▸ Required task
Write out the full listing exactly as given, minus the images.

Figure content listings
—————

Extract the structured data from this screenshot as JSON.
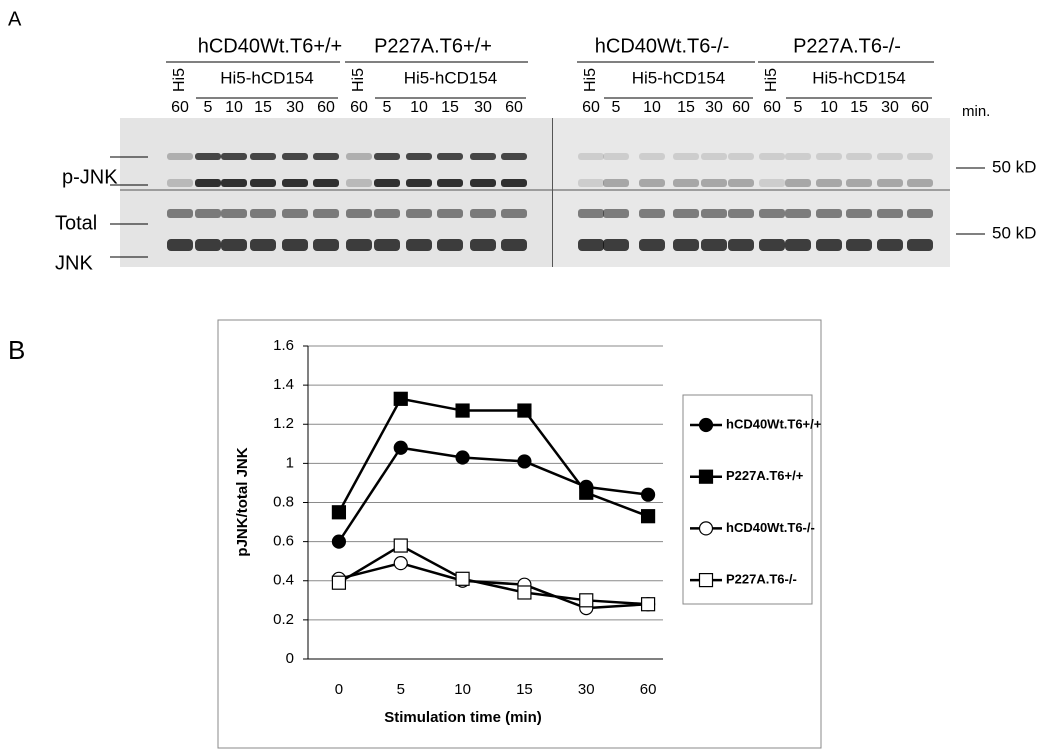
{
  "blot": {
    "panel_label": "A",
    "groups": [
      {
        "name": "hCD40Wt.T6+/+",
        "control": "Hi5",
        "stimulus": "Hi5-hCD154",
        "times": [
          "60",
          "5",
          "10",
          "15",
          "30",
          "60"
        ]
      },
      {
        "name": "P227A.T6+/+",
        "control": "Hi5",
        "stimulus": "Hi5-hCD154",
        "times": [
          "60",
          "5",
          "10",
          "15",
          "30",
          "60"
        ]
      },
      {
        "name": "hCD40Wt.T6-/-",
        "control": "Hi5",
        "stimulus": "Hi5-hCD154",
        "times": [
          "60",
          "5",
          "10",
          "15",
          "30",
          "60"
        ]
      },
      {
        "name": "P227A.T6-/-",
        "control": "Hi5",
        "stimulus": "Hi5-hCD154",
        "times": [
          "60",
          "5",
          "10",
          "15",
          "30",
          "60"
        ]
      }
    ],
    "time_unit": "min.",
    "band_labels": [
      "p-JNK",
      "Total",
      "JNK"
    ],
    "size_markers": [
      "50 kD",
      "50 kD"
    ]
  },
  "chart_data": {
    "type": "line",
    "panel_label": "B",
    "x_label": "Stimulation time (min)",
    "y_label": "pJNK/total JNK",
    "categories": [
      "0",
      "5",
      "10",
      "15",
      "30",
      "60"
    ],
    "ylim": [
      0,
      1.6
    ],
    "yticks": [
      0,
      0.2,
      0.4,
      0.6,
      0.8,
      1,
      1.2,
      1.4,
      1.6
    ],
    "grid": true,
    "legend": "right",
    "series": [
      {
        "name": "hCD40Wt.T6+/+",
        "color": "#000000",
        "marker": "circle",
        "marker_fill": "#000000",
        "values": [
          0.6,
          1.08,
          1.03,
          1.01,
          0.88,
          0.84
        ]
      },
      {
        "name": "P227A.T6+/+",
        "color": "#000000",
        "marker": "square",
        "marker_fill": "#000000",
        "values": [
          0.75,
          1.33,
          1.27,
          1.27,
          0.85,
          0.73
        ]
      },
      {
        "name": "hCD40Wt.T6-/-",
        "color": "#000000",
        "marker": "circle",
        "marker_fill": "#ffffff",
        "values": [
          0.41,
          0.49,
          0.4,
          0.38,
          0.26,
          0.28
        ]
      },
      {
        "name": "P227A.T6-/-",
        "color": "#000000",
        "marker": "square",
        "marker_fill": "#ffffff",
        "values": [
          0.39,
          0.58,
          0.41,
          0.34,
          0.3,
          0.28
        ]
      }
    ]
  }
}
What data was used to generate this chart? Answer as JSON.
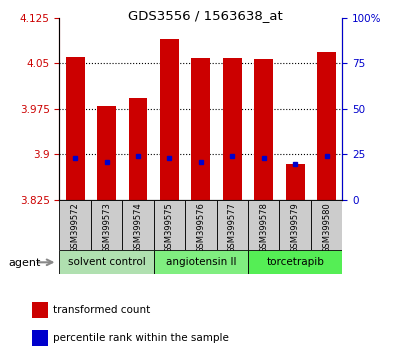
{
  "title": "GDS3556 / 1563638_at",
  "samples": [
    "GSM399572",
    "GSM399573",
    "GSM399574",
    "GSM399575",
    "GSM399576",
    "GSM399577",
    "GSM399578",
    "GSM399579",
    "GSM399580"
  ],
  "transformed_count": [
    4.06,
    3.98,
    3.993,
    4.09,
    4.058,
    4.059,
    4.057,
    3.885,
    4.068
  ],
  "percentile_rank": [
    23,
    21,
    24,
    23,
    21,
    24,
    23,
    20,
    24
  ],
  "ylim_left": [
    3.825,
    4.125
  ],
  "yticks_left": [
    3.825,
    3.9,
    3.975,
    4.05,
    4.125
  ],
  "yticks_right": [
    0,
    25,
    50,
    75,
    100
  ],
  "bar_color": "#cc0000",
  "dot_color": "#0000cc",
  "baseline": 3.825,
  "groups": [
    {
      "label": "solvent control",
      "indices": [
        0,
        1,
        2
      ],
      "color": "#b0e0b0"
    },
    {
      "label": "angiotensin II",
      "indices": [
        3,
        4,
        5
      ],
      "color": "#80ee80"
    },
    {
      "label": "torcetrapib",
      "indices": [
        6,
        7,
        8
      ],
      "color": "#55ee55"
    }
  ],
  "agent_label": "agent",
  "legend_items": [
    {
      "label": "transformed count",
      "color": "#cc0000"
    },
    {
      "label": "percentile rank within the sample",
      "color": "#0000cc"
    }
  ],
  "tick_color_left": "#cc0000",
  "tick_color_right": "#0000cc",
  "xlabel_bg": "#cccccc",
  "bar_width": 0.6
}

—————

▸ Correct response
Extract the structured data from this screenshot as JSON.
{
  "blot": {
    "panel_label": "A",
    "groups": [
      {
        "name": "hCD40Wt.T6+/+",
        "control": "Hi5",
        "stimulus": "Hi5-hCD154",
        "times": [
          "60",
          "5",
          "10",
          "15",
          "30",
          "60"
        ]
      },
      {
        "name": "P227A.T6+/+",
        "control": "Hi5",
        "stimulus": "Hi5-hCD154",
        "times": [
          "60",
          "5",
          "10",
          "15",
          "30",
          "60"
        ]
      },
      {
        "name": "hCD40Wt.T6-/-",
        "control": "Hi5",
        "stimulus": "Hi5-hCD154",
        "times": [
          "60",
          "5",
          "10",
          "15",
          "30",
          "60"
        ]
      },
      {
        "name": "P227A.T6-/-",
        "control": "Hi5",
        "stimulus": "Hi5-hCD154",
        "times": [
          "60",
          "5",
          "10",
          "15",
          "30",
          "60"
        ]
      }
    ],
    "time_unit": "min.",
    "band_labels": [
      "p-JNK",
      "Total",
      "JNK"
    ],
    "size_markers": [
      "50 kD",
      "50 kD"
    ]
  },
  "chart_data": {
    "type": "line",
    "panel_label": "B",
    "x_label": "Stimulation time (min)",
    "y_label": "pJNK/total JNK",
    "categories": [
      "0",
      "5",
      "10",
      "15",
      "30",
      "60"
    ],
    "ylim": [
      0,
      1.6
    ],
    "yticks": [
      0,
      0.2,
      0.4,
      0.6,
      0.8,
      1,
      1.2,
      1.4,
      1.6
    ],
    "grid": true,
    "legend": "right",
    "series": [
      {
        "name": "hCD40Wt.T6+/+",
        "color": "#000000",
        "marker": "circle",
        "marker_fill": "#000000",
        "values": [
          0.6,
          1.08,
          1.03,
          1.01,
          0.88,
          0.84
        ]
      },
      {
        "name": "P227A.T6+/+",
        "color": "#000000",
        "marker": "square",
        "marker_fill": "#000000",
        "values": [
          0.75,
          1.33,
          1.27,
          1.27,
          0.85,
          0.73
        ]
      },
      {
        "name": "hCD40Wt.T6-/-",
        "color": "#000000",
        "marker": "circle",
        "marker_fill": "#ffffff",
        "values": [
          0.41,
          0.49,
          0.4,
          0.38,
          0.26,
          0.28
        ]
      },
      {
        "name": "P227A.T6-/-",
        "color": "#000000",
        "marker": "square",
        "marker_fill": "#ffffff",
        "values": [
          0.39,
          0.58,
          0.41,
          0.34,
          0.3,
          0.28
        ]
      }
    ]
  }
}
What data was used to generate this chart? Answer as JSON.
{
  "title": "GDS3556 / 1563638_at",
  "samples": [
    "GSM399572",
    "GSM399573",
    "GSM399574",
    "GSM399575",
    "GSM399576",
    "GSM399577",
    "GSM399578",
    "GSM399579",
    "GSM399580"
  ],
  "transformed_count": [
    4.06,
    3.98,
    3.993,
    4.09,
    4.058,
    4.059,
    4.057,
    3.885,
    4.068
  ],
  "percentile_rank": [
    23,
    21,
    24,
    23,
    21,
    24,
    23,
    20,
    24
  ],
  "ylim_left": [
    3.825,
    4.125
  ],
  "yticks_left": [
    3.825,
    3.9,
    3.975,
    4.05,
    4.125
  ],
  "yticks_right": [
    0,
    25,
    50,
    75,
    100
  ],
  "bar_color": "#cc0000",
  "dot_color": "#0000cc",
  "baseline": 3.825,
  "groups": [
    {
      "label": "solvent control",
      "indices": [
        0,
        1,
        2
      ],
      "color": "#b0e0b0"
    },
    {
      "label": "angiotensin II",
      "indices": [
        3,
        4,
        5
      ],
      "color": "#80ee80"
    },
    {
      "label": "torcetrapib",
      "indices": [
        6,
        7,
        8
      ],
      "color": "#55ee55"
    }
  ],
  "agent_label": "agent",
  "legend_items": [
    {
      "label": "transformed count",
      "color": "#cc0000"
    },
    {
      "label": "percentile rank within the sample",
      "color": "#0000cc"
    }
  ],
  "tick_color_left": "#cc0000",
  "tick_color_right": "#0000cc",
  "xlabel_bg": "#cccccc",
  "bar_width": 0.6
}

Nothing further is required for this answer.